======== RECORDS SHOWN
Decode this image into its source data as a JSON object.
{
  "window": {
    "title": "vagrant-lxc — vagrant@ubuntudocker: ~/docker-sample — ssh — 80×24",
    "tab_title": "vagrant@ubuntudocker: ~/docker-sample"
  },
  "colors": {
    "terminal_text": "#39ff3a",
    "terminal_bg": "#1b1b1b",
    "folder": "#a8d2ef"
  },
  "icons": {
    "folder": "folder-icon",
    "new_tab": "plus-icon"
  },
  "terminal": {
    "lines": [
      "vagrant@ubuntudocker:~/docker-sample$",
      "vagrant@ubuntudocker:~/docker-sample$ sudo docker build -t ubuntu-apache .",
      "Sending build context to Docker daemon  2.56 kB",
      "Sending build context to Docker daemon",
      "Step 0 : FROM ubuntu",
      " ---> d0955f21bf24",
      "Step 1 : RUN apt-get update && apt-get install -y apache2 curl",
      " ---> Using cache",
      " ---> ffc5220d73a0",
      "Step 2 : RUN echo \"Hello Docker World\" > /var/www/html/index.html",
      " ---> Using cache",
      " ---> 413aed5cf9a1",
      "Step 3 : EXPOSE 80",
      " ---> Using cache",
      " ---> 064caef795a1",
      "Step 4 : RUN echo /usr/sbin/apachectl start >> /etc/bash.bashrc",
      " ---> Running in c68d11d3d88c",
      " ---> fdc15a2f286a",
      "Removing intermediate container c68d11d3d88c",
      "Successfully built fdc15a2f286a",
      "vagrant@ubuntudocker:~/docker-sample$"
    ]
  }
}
================
======== RECORDS SHOWN
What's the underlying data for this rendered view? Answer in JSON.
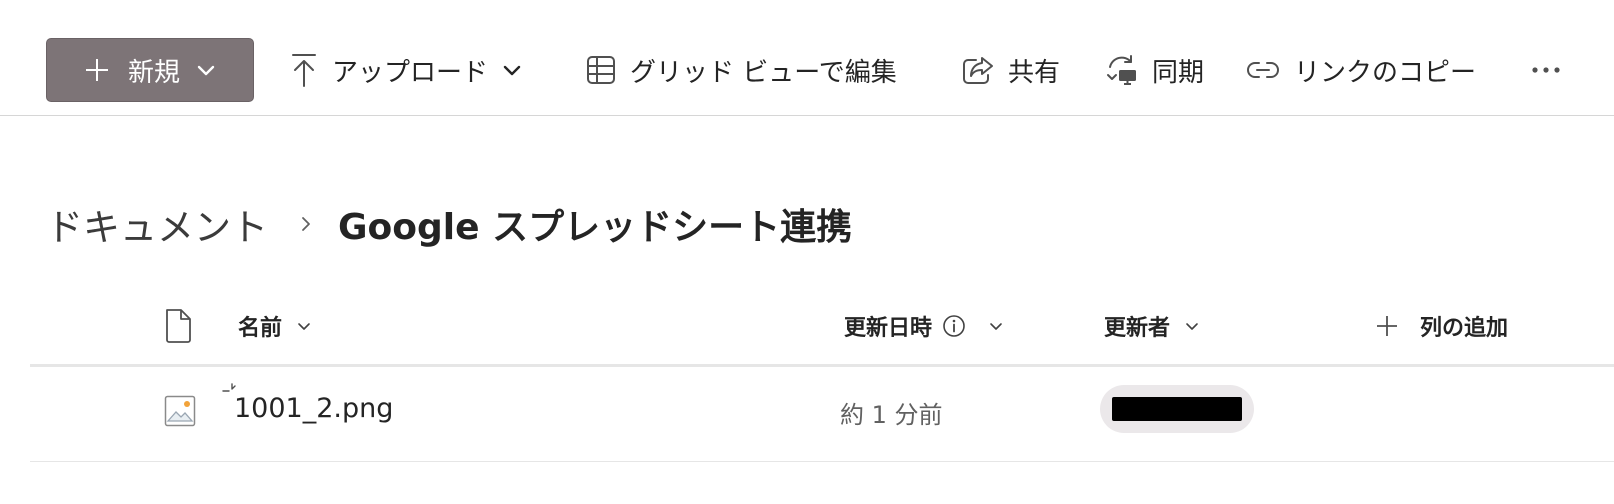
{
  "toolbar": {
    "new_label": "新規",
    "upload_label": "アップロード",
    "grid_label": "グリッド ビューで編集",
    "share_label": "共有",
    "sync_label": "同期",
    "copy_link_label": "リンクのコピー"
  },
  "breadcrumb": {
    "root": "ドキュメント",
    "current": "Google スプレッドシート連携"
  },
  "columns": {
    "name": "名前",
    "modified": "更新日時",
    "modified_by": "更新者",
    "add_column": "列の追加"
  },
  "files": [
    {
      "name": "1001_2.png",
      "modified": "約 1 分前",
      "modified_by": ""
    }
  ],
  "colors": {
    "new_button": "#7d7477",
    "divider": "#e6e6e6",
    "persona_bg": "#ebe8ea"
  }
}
================
======== RECORDS SHOWN
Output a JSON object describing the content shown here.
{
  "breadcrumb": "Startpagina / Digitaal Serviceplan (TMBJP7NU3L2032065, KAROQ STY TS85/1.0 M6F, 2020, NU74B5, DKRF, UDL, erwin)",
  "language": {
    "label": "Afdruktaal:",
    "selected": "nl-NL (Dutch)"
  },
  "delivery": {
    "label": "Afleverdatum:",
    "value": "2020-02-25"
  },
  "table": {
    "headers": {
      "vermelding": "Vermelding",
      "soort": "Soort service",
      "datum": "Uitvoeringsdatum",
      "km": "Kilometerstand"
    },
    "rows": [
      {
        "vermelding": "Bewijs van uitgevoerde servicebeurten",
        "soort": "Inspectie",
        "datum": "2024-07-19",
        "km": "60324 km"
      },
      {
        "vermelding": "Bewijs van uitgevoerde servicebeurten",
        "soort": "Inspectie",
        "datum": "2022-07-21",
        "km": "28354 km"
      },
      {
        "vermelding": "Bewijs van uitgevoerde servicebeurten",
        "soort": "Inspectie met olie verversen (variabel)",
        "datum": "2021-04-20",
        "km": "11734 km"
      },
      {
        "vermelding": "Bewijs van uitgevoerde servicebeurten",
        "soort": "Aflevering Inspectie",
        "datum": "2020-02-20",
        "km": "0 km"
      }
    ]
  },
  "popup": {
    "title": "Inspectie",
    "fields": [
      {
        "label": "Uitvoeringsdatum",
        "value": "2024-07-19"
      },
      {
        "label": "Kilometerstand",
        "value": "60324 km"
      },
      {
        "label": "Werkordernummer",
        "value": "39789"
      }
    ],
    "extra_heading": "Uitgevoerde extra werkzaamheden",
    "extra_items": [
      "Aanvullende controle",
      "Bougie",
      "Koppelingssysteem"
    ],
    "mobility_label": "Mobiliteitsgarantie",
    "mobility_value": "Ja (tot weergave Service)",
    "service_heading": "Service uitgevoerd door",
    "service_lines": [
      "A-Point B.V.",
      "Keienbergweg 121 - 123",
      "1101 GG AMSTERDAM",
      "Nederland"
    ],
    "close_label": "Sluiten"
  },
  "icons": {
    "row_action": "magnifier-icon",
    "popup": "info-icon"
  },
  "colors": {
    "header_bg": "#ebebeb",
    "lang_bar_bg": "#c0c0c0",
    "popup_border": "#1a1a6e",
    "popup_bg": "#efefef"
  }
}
================
| SET PROBLEM |
Gather from the entries above all lines that include the string "context".

| WORKED ANSWER |
      "Sending build context to Docker daemon  2.56 kB",
      "Sending build context to Docker daemon",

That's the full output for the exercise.